#### Required actions
(1) Using the article on children's life insurance, explain what act the Georgia jury's murder verdict against Harris was tied to.
(2) From the article on children's life insurance, write out everything from "Justin Ross Harris, a" down to "each worth $27,000.".

#### Text section
━━━
What You Should Know About Children’s Life Insurance

Justin Ross Harris, a Georgia resident accused of leaving his 22-month-old son, Cooper, to die inside a hot car for several hours, has instructed his family to claim his child’s two life insurance policies, each worth $27,000.

Cooper’s two life insurance policies remain a point of contention. Will the proceeds from his policies be distributed to his family? Most likely not.

In the 2014 death of his son, Cooper, Harris was found guilty of murder by a Georgia jury. He was accused of purposefully leaving his infant son in a hot car for seven hours. Harris was found guilty of two counts of cruelty to children and three counts of sexting lewd material with two underage girls, in addition to three counts of murder.

“This is one of those occasions where actions speak louder than words,” Cobb County Assistant District Attorney Chuck Boring said after the verdict. “He has malice in his heart, absolutely.”

His ex-wife still supports her ex-husband.
━━━
#### Saved entries
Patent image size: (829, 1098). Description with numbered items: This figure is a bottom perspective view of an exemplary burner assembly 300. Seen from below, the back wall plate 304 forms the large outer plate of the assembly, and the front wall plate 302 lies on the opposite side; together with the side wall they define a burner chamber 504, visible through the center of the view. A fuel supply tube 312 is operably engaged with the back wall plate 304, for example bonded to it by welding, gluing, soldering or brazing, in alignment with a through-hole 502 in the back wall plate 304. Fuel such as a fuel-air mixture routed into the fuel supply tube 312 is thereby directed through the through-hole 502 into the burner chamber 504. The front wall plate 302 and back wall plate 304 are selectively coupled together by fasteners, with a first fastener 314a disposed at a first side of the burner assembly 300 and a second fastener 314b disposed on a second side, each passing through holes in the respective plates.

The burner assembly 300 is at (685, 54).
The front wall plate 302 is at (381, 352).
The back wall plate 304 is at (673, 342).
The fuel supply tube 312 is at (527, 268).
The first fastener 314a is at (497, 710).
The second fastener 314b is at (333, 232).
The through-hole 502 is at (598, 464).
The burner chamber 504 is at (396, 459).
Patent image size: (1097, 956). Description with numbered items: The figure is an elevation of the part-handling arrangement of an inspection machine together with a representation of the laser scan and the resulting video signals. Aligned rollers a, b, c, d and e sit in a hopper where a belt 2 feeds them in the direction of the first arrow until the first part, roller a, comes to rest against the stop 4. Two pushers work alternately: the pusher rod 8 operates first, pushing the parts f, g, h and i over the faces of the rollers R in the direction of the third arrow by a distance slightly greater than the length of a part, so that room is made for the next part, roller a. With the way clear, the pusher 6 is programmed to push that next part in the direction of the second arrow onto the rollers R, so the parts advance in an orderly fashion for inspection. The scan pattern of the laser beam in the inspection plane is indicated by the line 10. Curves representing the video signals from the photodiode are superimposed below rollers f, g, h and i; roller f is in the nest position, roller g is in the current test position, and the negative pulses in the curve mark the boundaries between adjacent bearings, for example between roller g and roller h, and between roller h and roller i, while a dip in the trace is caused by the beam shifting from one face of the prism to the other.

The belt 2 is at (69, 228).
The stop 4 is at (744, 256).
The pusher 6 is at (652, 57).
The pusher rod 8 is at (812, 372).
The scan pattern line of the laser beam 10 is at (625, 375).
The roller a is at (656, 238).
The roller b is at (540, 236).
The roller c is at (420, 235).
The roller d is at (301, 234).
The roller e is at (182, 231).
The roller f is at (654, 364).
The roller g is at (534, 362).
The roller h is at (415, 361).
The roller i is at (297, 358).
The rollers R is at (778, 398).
━━━
#### Exercise results
(1) Harris was accused of purposely leaving his infant son, Cooper, in a hot car for seven hours. A Georgia jury then found him guilty of murder in Cooper's 2014 death.

(2)
Justin Ross Harris, a Georgia resident accused of leaving his 22-month-old son, Cooper, to die inside a hot car for several hours, has instructed his family to claim his child’s two life insurance policies, each worth $27,000.